(Lines of data)
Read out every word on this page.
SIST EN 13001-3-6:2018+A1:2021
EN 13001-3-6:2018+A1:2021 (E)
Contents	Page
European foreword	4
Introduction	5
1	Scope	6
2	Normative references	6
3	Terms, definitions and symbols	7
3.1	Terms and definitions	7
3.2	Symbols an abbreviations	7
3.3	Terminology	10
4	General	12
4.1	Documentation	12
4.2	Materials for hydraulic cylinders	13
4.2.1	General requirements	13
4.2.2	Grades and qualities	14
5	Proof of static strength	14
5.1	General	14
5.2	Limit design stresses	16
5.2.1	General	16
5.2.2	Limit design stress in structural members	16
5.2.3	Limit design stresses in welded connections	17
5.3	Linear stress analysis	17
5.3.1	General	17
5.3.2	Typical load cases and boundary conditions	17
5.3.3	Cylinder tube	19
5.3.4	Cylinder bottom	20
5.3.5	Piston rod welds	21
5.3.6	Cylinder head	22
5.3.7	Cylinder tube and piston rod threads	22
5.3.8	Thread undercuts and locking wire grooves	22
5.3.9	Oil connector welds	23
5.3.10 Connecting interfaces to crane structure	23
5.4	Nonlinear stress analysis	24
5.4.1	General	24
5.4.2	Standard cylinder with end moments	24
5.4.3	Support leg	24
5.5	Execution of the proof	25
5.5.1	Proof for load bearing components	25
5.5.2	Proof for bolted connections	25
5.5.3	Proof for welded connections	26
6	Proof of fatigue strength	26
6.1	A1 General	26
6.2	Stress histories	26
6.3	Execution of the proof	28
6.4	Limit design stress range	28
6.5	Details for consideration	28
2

- _Required task_
Go through the records and gather the lines that hold "welds".

- _Exercise response_
5.3.5	Piston rod welds	21
5.3.9	Oil connector welds	23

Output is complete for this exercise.